Re: NON-english search problem, PLEASE HELP (little problem for you) In reply to

Hi,

Unfortunately perl treats a different then á so when comparing it thinks the two are different. What I would do is strip all accents. In search.cgi after:

%in = &parse_form();

add:

$in{'query'} =~ s/á/a/g;

for all the accents (it's a bit ugly, I know).

Cheers,

Alex

Oct 6, 1999, 1:03 AM

Sergio

Novice (44 posts)

Oct 6, 1999, 1:03 AM

Post #3 of 10

Shortcut

Re: NON-english search problem, PLEASE HELP (little problem for you) In reply to

Please, I would like know if I understood...

This explanation above said:

in search:
á = a

if is correct, i can do:

a = á = à = ã????

for example:

"... eu tenho uma pá à mão..."

for my search this is equal:

"... eu tenho uma pa a mao..."

Please, this is above is correct???

thanks in regards,

Sergio

------------------

Oct 9, 1999, 7:23 PM

ferko

Novice (5 posts)

Oct 9, 1999, 7:23 PM

Post #4 of 10

Shortcut

Re: NON-english search problem, PLEASE HELP (little problem for you) In reply to

Hi
ALEX this is only change character, but I need as so searching this character with anothers e.g. a=A=Á=á or e=E=É=é etc. If somebody search sonémá or SONEMA or sonéma search script must find all resources presence sonema, sonémá, SONÉMÁ, SonémÁ, SONEMÁ etc..

What you will do:
In the forum thread, which file does Alex say to add the accent-stripping line to? The rows below are separate material and have no tie to the forum thread.

Dataset items
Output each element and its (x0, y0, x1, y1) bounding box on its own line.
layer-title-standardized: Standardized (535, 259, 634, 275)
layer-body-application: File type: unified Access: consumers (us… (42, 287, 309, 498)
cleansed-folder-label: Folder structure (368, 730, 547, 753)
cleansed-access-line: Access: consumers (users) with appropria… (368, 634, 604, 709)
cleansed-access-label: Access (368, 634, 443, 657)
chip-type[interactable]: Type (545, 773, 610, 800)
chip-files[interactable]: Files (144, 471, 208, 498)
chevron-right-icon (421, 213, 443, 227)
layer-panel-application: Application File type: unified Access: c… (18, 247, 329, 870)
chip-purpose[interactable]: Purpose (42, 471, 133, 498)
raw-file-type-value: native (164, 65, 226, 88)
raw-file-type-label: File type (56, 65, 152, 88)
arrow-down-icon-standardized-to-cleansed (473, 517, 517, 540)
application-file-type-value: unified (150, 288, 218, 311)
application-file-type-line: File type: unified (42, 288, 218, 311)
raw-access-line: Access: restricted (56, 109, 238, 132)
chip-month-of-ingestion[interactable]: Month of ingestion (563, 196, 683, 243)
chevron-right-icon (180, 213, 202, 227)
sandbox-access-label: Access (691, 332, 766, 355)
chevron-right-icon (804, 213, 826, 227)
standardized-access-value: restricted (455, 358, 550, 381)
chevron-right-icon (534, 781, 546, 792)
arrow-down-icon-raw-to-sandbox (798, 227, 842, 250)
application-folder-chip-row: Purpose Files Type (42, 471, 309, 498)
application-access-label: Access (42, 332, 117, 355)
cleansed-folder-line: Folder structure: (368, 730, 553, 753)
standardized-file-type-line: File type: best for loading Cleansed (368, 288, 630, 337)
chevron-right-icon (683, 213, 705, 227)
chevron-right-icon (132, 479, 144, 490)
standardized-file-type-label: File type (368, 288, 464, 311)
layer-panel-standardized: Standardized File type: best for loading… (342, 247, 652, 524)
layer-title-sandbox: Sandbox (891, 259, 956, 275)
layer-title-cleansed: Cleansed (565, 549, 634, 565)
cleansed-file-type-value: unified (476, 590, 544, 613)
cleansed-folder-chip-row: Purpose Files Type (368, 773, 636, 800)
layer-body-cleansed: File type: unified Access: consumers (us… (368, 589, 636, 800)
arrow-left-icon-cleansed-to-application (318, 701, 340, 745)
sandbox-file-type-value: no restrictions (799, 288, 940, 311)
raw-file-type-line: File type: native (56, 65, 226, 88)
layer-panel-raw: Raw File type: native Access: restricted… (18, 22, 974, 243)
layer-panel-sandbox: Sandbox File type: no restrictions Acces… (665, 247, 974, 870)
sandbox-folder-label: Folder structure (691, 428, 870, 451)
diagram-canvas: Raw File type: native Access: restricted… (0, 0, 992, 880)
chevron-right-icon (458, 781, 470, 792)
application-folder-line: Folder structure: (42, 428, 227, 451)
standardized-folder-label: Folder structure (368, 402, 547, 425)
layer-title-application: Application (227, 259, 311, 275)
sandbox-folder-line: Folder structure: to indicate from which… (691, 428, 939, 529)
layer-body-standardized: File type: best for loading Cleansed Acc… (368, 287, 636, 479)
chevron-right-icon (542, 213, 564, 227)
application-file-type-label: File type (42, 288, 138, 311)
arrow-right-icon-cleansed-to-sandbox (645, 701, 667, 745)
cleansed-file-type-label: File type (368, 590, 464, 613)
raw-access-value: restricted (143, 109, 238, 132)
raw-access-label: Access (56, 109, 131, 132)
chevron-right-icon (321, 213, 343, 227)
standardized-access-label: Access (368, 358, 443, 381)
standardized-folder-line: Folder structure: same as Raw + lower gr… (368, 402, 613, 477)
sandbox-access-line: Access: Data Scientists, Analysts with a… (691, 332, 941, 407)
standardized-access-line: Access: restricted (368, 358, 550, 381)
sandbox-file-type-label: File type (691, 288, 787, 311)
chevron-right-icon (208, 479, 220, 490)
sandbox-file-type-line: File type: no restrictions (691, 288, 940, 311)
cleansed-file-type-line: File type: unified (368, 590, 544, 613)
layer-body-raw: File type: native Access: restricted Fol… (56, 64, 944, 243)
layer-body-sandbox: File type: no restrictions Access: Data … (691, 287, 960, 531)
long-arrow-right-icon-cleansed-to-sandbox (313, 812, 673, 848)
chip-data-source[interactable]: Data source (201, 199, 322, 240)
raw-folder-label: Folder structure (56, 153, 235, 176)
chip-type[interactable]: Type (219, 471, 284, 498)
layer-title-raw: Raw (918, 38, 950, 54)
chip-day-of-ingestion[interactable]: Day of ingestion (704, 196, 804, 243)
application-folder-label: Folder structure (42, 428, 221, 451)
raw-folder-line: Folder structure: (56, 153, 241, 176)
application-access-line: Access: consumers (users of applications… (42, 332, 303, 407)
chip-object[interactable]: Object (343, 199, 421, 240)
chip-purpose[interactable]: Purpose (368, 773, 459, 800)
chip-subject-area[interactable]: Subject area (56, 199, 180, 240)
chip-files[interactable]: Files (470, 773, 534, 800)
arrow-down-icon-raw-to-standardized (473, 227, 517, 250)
--
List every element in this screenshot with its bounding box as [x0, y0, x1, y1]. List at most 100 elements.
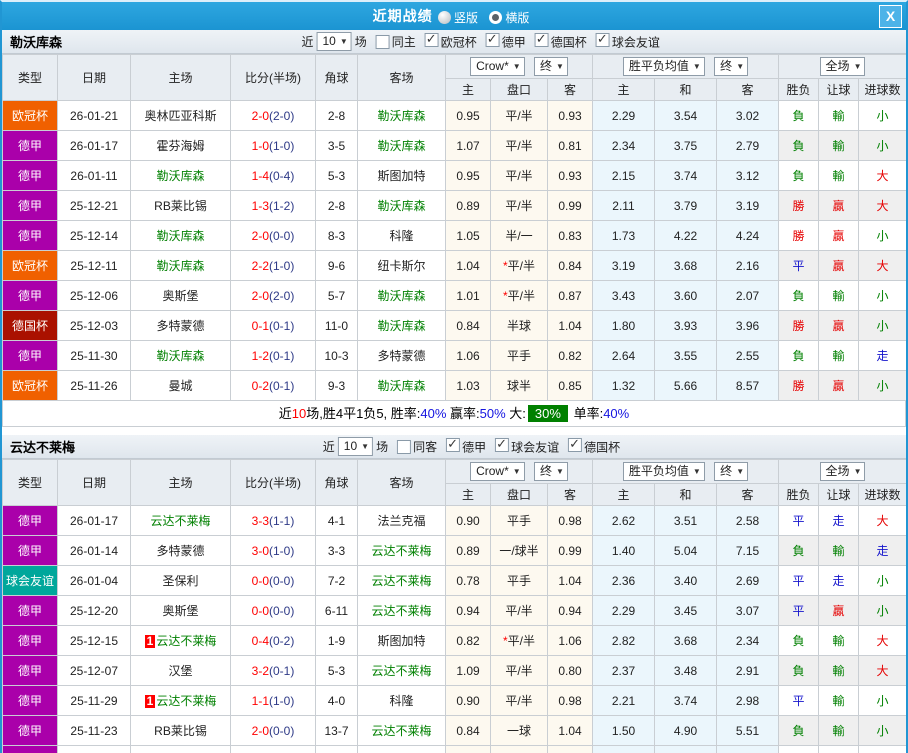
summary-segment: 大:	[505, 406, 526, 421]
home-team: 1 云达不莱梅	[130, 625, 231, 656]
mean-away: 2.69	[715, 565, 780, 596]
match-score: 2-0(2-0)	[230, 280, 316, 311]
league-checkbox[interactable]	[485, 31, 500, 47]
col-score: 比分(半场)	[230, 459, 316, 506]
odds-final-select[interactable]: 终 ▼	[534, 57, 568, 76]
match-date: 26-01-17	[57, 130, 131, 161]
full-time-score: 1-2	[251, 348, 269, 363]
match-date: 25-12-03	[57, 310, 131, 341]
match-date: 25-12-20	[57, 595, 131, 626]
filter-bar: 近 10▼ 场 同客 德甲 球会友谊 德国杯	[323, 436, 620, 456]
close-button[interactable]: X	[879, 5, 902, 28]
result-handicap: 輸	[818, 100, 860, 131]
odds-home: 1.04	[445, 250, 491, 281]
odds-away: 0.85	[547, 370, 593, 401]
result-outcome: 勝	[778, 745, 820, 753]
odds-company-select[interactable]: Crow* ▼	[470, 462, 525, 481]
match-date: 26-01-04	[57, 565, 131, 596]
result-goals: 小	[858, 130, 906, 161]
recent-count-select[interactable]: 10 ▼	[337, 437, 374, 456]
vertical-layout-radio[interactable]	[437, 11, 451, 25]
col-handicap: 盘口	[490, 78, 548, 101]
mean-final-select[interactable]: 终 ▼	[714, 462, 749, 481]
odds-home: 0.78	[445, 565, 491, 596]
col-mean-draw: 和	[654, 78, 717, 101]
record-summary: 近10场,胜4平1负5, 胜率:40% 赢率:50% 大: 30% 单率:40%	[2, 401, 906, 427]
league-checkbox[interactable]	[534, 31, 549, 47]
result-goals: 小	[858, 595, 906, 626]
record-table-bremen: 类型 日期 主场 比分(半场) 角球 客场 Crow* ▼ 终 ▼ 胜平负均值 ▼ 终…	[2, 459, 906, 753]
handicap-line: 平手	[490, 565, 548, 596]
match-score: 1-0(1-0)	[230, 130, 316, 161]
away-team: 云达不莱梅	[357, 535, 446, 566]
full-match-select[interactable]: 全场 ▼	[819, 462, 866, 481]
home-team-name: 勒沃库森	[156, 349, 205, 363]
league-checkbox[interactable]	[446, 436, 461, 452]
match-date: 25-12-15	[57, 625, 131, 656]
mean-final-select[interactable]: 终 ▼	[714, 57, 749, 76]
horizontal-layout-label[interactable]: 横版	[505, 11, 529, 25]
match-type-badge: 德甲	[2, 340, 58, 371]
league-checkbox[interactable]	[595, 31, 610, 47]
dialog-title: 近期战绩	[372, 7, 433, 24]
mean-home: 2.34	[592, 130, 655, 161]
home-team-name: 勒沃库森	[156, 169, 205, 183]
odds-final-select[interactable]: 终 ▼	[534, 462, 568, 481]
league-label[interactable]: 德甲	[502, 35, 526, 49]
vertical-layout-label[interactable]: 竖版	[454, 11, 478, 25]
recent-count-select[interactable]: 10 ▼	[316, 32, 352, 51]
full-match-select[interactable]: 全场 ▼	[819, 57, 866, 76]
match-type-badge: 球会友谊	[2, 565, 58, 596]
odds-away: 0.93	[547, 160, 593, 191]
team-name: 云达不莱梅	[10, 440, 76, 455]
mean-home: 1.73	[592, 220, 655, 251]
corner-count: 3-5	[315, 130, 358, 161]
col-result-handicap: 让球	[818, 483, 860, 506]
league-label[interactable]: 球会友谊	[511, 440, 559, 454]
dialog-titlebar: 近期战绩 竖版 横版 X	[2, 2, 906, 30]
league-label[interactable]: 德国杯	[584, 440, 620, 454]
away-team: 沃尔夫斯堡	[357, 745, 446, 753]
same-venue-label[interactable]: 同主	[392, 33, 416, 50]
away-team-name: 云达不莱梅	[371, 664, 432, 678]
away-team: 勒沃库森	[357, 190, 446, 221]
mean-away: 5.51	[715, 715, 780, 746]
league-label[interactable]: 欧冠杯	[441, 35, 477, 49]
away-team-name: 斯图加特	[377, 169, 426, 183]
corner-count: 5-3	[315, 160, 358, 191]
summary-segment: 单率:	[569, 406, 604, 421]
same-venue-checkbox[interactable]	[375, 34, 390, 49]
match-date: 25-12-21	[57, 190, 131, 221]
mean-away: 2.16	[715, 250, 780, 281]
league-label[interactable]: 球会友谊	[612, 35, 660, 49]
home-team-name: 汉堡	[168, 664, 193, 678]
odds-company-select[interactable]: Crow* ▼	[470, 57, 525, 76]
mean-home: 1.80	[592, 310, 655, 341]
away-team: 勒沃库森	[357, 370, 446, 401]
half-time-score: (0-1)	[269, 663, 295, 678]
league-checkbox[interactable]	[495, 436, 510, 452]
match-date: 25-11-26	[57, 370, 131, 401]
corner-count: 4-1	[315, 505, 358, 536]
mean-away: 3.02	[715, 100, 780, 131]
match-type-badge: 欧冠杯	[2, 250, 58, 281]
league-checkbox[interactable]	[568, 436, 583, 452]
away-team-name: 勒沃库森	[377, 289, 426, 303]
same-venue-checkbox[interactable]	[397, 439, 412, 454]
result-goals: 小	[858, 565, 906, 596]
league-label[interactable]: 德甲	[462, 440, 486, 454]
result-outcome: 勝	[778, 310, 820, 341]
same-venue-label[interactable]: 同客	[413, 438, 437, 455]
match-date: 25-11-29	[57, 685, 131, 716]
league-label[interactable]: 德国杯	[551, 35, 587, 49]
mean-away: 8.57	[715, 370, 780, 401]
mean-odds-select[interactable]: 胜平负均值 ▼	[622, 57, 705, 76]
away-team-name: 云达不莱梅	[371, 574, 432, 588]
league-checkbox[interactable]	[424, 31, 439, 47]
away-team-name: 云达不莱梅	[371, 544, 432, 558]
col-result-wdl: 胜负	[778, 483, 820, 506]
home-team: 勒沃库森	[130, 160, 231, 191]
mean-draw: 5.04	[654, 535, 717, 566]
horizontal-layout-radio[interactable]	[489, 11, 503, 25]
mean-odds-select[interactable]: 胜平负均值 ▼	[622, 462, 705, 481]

Solution to the exercise:
search.cgi